- [Problem details]: Nothing in the records should differ when they are repeated. Restate them word for word.

Page text entries
════════════════

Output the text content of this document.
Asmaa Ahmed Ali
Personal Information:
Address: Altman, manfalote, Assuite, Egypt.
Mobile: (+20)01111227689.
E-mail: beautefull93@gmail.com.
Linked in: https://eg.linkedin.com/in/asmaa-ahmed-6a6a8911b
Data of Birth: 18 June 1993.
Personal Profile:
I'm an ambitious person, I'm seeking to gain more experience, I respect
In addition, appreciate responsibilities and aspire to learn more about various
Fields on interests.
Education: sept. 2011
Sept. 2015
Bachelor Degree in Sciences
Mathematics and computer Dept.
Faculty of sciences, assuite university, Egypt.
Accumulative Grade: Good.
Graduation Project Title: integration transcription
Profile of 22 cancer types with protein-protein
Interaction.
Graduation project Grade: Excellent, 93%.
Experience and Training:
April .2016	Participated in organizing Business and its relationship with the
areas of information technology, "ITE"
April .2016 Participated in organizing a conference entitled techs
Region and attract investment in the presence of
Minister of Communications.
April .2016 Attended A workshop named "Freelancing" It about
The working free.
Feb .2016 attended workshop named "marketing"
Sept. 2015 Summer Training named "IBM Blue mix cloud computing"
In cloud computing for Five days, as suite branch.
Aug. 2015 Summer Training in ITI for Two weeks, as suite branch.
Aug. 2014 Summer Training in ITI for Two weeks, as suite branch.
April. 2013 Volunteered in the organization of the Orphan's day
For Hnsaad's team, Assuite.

════════════════

- [Solution to the exercise]:
Output the text content of this document.
Asmaa Ahmed Ali
Personal Information:
Address: Altman, manfalote, Assuite, Egypt.
Mobile: (+20)01111227689.
E-mail: beautefull93@gmail.com.
Linked in: https://eg.linkedin.com/in/asmaa-ahmed-6a6a8911b
Data of Birth: 18 June 1993.
Personal Profile:
I'm an ambitious person, I'm seeking to gain more experience, I respect
In addition, appreciate responsibilities and aspire to learn more about various
Fields on interests.
Education: sept. 2011
Sept. 2015
Bachelor Degree in Sciences
Mathematics and computer Dept.
Faculty of sciences, assuite university, Egypt.
Accumulative Grade: Good.
Graduation Project Title: integration transcription
Profile of 22 cancer types with protein-protein
Interaction.
Graduation project Grade: Excellent, 93%.
Experience and Training:
April .2016	Participated in organizing Business and its relationship with the
areas of information technology, "ITE"
April .2016 Participated in organizing a conference entitled techs
Region and attract investment in the presence of
Minister of Communications.
April .2016 Attended A workshop named "Freelancing" It about
The working free.
Feb .2016 attended workshop named "marketing"
Sept. 2015 Summer Training named "IBM Blue mix cloud computing"
In cloud computing for Five days, as suite branch.
Aug. 2015 Summer Training in ITI for Two weeks, as suite branch.
Aug. 2014 Summer Training in ITI for Two weeks, as suite branch.
April. 2013 Volunteered in the organization of the Orphan's day
For Hnsaad's team, Assuite.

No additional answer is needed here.